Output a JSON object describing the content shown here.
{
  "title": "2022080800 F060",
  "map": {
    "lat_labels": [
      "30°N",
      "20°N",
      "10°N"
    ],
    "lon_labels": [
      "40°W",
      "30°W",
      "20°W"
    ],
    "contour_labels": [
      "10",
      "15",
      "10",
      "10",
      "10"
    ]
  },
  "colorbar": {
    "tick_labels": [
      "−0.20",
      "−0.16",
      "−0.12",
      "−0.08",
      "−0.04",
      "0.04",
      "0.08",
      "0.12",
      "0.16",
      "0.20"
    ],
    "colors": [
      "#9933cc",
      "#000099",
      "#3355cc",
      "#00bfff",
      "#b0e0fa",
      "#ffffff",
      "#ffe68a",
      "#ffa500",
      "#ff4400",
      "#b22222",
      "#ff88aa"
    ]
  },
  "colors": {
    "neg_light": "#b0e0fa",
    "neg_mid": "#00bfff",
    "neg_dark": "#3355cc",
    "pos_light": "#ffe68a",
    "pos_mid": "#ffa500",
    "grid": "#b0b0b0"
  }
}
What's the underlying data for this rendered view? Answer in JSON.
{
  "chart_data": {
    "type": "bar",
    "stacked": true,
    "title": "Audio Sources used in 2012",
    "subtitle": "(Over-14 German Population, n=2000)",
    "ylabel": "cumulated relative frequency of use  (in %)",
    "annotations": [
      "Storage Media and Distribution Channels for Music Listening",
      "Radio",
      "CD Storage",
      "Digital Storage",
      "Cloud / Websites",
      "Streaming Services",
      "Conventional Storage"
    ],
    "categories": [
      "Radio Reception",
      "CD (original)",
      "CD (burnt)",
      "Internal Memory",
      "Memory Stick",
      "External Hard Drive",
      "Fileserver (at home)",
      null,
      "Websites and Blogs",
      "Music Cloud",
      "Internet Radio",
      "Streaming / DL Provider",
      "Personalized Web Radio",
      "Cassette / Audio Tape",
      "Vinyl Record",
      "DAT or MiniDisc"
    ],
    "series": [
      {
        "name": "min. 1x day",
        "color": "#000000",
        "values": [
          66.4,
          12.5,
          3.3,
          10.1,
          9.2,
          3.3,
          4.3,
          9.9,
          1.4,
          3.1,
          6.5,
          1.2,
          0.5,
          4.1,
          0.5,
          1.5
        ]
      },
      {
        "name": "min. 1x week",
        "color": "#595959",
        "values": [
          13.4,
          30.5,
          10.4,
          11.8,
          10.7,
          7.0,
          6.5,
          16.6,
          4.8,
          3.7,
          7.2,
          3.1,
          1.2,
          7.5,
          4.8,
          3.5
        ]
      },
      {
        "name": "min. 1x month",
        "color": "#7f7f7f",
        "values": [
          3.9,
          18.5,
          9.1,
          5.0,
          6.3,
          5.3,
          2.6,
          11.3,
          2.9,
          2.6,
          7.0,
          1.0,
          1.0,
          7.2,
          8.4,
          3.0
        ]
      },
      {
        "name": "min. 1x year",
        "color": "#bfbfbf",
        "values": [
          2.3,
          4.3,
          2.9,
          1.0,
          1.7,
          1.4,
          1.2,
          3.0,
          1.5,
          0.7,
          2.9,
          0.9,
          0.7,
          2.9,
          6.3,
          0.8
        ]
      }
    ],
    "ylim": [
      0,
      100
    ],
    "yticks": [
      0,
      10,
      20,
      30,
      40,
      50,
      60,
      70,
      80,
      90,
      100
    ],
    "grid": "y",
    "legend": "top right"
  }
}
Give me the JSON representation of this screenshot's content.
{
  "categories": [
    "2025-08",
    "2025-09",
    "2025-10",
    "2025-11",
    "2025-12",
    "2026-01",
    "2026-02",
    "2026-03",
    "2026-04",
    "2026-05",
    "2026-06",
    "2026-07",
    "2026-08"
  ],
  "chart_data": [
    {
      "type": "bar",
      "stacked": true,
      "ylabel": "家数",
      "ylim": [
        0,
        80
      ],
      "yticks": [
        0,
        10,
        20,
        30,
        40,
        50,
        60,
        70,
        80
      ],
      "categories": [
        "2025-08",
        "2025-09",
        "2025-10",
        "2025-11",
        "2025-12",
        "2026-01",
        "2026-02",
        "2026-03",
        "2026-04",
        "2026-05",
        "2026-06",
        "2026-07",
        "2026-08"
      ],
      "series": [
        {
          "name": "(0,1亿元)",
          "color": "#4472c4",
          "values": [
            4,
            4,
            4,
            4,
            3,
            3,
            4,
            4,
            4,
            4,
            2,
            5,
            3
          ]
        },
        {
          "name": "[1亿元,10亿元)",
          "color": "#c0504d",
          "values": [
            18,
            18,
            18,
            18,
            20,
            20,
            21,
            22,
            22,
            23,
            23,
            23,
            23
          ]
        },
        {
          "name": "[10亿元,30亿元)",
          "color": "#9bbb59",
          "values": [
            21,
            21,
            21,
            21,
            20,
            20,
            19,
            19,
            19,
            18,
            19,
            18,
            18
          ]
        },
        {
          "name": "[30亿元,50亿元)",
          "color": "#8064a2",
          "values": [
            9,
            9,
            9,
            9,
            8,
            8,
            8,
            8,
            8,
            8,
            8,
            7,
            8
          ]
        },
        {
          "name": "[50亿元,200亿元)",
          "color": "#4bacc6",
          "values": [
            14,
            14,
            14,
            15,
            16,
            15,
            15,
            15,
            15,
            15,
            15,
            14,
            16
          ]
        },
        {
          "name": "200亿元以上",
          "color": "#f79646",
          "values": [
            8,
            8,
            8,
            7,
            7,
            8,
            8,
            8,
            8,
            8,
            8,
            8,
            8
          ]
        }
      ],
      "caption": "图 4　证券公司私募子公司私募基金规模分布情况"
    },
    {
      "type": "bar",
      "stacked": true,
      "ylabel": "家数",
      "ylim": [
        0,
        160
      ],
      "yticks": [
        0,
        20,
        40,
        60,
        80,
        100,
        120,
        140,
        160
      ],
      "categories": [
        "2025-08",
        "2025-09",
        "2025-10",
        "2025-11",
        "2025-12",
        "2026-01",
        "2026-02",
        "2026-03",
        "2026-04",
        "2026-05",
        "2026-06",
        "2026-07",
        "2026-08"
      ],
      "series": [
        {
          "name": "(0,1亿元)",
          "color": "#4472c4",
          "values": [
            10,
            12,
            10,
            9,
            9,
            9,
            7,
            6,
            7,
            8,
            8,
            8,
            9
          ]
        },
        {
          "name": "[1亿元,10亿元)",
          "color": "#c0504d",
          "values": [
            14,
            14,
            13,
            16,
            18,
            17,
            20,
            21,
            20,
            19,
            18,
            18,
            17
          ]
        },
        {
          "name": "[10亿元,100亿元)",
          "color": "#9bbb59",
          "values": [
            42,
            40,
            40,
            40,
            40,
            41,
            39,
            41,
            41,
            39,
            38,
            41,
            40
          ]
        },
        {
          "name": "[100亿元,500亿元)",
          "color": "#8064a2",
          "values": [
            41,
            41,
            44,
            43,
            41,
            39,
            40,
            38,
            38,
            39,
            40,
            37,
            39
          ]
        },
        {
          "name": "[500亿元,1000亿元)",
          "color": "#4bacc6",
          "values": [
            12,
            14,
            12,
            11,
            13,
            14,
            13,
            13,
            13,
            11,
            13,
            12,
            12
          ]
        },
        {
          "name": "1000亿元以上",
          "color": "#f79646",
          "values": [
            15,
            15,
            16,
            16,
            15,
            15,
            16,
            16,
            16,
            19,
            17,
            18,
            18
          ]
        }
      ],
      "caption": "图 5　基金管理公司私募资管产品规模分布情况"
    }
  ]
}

• [SHORT EXERCISE]: Emit the records above again, exactly, with no line skipped.

• [OUTPUT BELOW]:
Output a JSON object describing the content shown here.
{
  "title": "2022080800 F060",
  "map": {
    "lat_labels": [
      "30°N",
      "20°N",
      "10°N"
    ],
    "lon_labels": [
      "40°W",
      "30°W",
      "20°W"
    ],
    "contour_labels": [
      "10",
      "15",
      "10",
      "10",
      "10"
    ]
  },
  "colorbar": {
    "tick_labels": [
      "−0.20",
      "−0.16",
      "−0.12",
      "−0.08",
      "−0.04",
      "0.04",
      "0.08",
      "0.12",
      "0.16",
      "0.20"
    ],
    "colors": [
      "#9933cc",
      "#000099",
      "#3355cc",
      "#00bfff",
      "#b0e0fa",
      "#ffffff",
      "#ffe68a",
      "#ffa500",
      "#ff4400",
      "#b22222",
      "#ff88aa"
    ]
  },
  "colors": {
    "neg_light": "#b0e0fa",
    "neg_mid": "#00bfff",
    "neg_dark": "#3355cc",
    "pos_light": "#ffe68a",
    "pos_mid": "#ffa500",
    "grid": "#b0b0b0"
  }
}
What's the underlying data for this rendered view? Answer in JSON.
{
  "chart_data": {
    "type": "bar",
    "stacked": true,
    "title": "Audio Sources used in 2012",
    "subtitle": "(Over-14 German Population, n=2000)",
    "ylabel": "cumulated relative frequency of use  (in %)",
    "annotations": [
      "Storage Media and Distribution Channels for Music Listening",
      "Radio",
      "CD Storage",
      "Digital Storage",
      "Cloud / Websites",
      "Streaming Services",
      "Conventional Storage"
    ],
    "categories": [
      "Radio Reception",
      "CD (original)",
      "CD (burnt)",
      "Internal Memory",
      "Memory Stick",
      "External Hard Drive",
      "Fileserver (at home)",
      null,
      "Websites and Blogs",
      "Music Cloud",
      "Internet Radio",
      "Streaming / DL Provider",
      "Personalized Web Radio",
      "Cassette / Audio Tape",
      "Vinyl Record",
      "DAT or MiniDisc"
    ],
    "series": [
      {
        "name": "min. 1x day",
        "color": "#000000",
        "values": [
          66.4,
          12.5,
          3.3,
          10.1,
          9.2,
          3.3,
          4.3,
          9.9,
          1.4,
          3.1,
          6.5,
          1.2,
          0.5,
          4.1,
          0.5,
          1.5
        ]
      },
      {
        "name": "min. 1x week",
        "color": "#595959",
        "values": [
          13.4,
          30.5,
          10.4,
          11.8,
          10.7,
          7.0,
          6.5,
          16.6,
          4.8,
          3.7,
          7.2,
          3.1,
          1.2,
          7.5,
          4.8,
          3.5
        ]
      },
      {
        "name": "min. 1x month",
        "color": "#7f7f7f",
        "values": [
          3.9,
          18.5,
          9.1,
          5.0,
          6.3,
          5.3,
          2.6,
          11.3,
          2.9,
          2.6,
          7.0,
          1.0,
          1.0,
          7.2,
          8.4,
          3.0
        ]
      },
      {
        "name": "min. 1x year",
        "color": "#bfbfbf",
        "values": [
          2.3,
          4.3,
          2.9,
          1.0,
          1.7,
          1.4,
          1.2,
          3.0,
          1.5,
          0.7,
          2.9,
          0.9,
          0.7,
          2.9,
          6.3,
          0.8
        ]
      }
    ],
    "ylim": [
      0,
      100
    ],
    "yticks": [
      0,
      10,
      20,
      30,
      40,
      50,
      60,
      70,
      80,
      90,
      100
    ],
    "grid": "y",
    "legend": "top right"
  }
}
Give me the JSON representation of this screenshot's content.
{
  "categories": [
    "2025-08",
    "2025-09",
    "2025-10",
    "2025-11",
    "2025-12",
    "2026-01",
    "2026-02",
    "2026-03",
    "2026-04",
    "2026-05",
    "2026-06",
    "2026-07",
    "2026-08"
  ],
  "chart_data": [
    {
      "type": "bar",
      "stacked": true,
      "ylabel": "家数",
      "ylim": [
        0,
        80
      ],
      "yticks": [
        0,
        10,
        20,
        30,
        40,
        50,
        60,
        70,
        80
      ],
      "categories": [
        "2025-08",
        "2025-09",
        "2025-10",
        "2025-11",
        "2025-12",
        "2026-01",
        "2026-02",
        "2026-03",
        "2026-04",
        "2026-05",
        "2026-06",
        "2026-07",
        "2026-08"
      ],
      "series": [
        {
          "name": "(0,1亿元)",
          "color": "#4472c4",
          "values": [
            4,
            4,
            4,
            4,
            3,
            3,
            4,
            4,
            4,
            4,
            2,
            5,
            3
          ]
        },
        {
          "name": "[1亿元,10亿元)",
          "color": "#c0504d",
          "values": [
            18,
            18,
            18,
            18,
            20,
            20,
            21,
            22,
            22,
            23,
            23,
            23,
            23
          ]
        },
        {
          "name": "[10亿元,30亿元)",
          "color": "#9bbb59",
          "values": [
            21,
            21,
            21,
            21,
            20,
            20,
            19,
            19,
            19,
            18,
            19,
            18,
            18
          ]
        },
        {
          "name": "[30亿元,50亿元)",
          "color": "#8064a2",
          "values": [
            9,
            9,
            9,
            9,
            8,
            8,
            8,
            8,
            8,
            8,
            8,
            7,
            8
          ]
        },
        {
          "name": "[50亿元,200亿元)",
          "color": "#4bacc6",
          "values": [
            14,
            14,
            14,
            15,
            16,
            15,
            15,
            15,
            15,
            15,
            15,
            14,
            16
          ]
        },
        {
          "name": "200亿元以上",
          "color": "#f79646",
          "values": [
            8,
            8,
            8,
            7,
            7,
            8,
            8,
            8,
            8,
            8,
            8,
            8,
            8
          ]
        }
      ],
      "caption": "图 4　证券公司私募子公司私募基金规模分布情况"
    },
    {
      "type": "bar",
      "stacked": true,
      "ylabel": "家数",
      "ylim": [
        0,
        160
      ],
      "yticks": [
        0,
        20,
        40,
        60,
        80,
        100,
        120,
        140,
        160
      ],
      "categories": [
        "2025-08",
        "2025-09",
        "2025-10",
        "2025-11",
        "2025-12",
        "2026-01",
        "2026-02",
        "2026-03",
        "2026-04",
        "2026-05",
        "2026-06",
        "2026-07",
        "2026-08"
      ],
      "series": [
        {
          "name": "(0,1亿元)",
          "color": "#4472c4",
          "values": [
            10,
            12,
            10,
            9,
            9,
            9,
            7,
            6,
            7,
            8,
            8,
            8,
            9
          ]
        },
        {
          "name": "[1亿元,10亿元)",
          "color": "#c0504d",
          "values": [
            14,
            14,
            13,
            16,
            18,
            17,
            20,
            21,
            20,
            19,
            18,
            18,
            17
          ]
        },
        {
          "name": "[10亿元,100亿元)",
          "color": "#9bbb59",
          "values": [
            42,
            40,
            40,
            40,
            40,
            41,
            39,
            41,
            41,
            39,
            38,
            41,
            40
          ]
        },
        {
          "name": "[100亿元,500亿元)",
          "color": "#8064a2",
          "values": [
            41,
            41,
            44,
            43,
            41,
            39,
            40,
            38,
            38,
            39,
            40,
            37,
            39
          ]
        },
        {
          "name": "[500亿元,1000亿元)",
          "color": "#4bacc6",
          "values": [
            12,
            14,
            12,
            11,
            13,
            14,
            13,
            13,
            13,
            11,
            13,
            12,
            12
          ]
        },
        {
          "name": "1000亿元以上",
          "color": "#f79646",
          "values": [
            15,
            15,
            16,
            16,
            15,
            15,
            16,
            16,
            16,
            19,
            17,
            18,
            18
          ]
        }
      ],
      "caption": "图 5　基金管理公司私募资管产品规模分布情况"
    }
  ]
}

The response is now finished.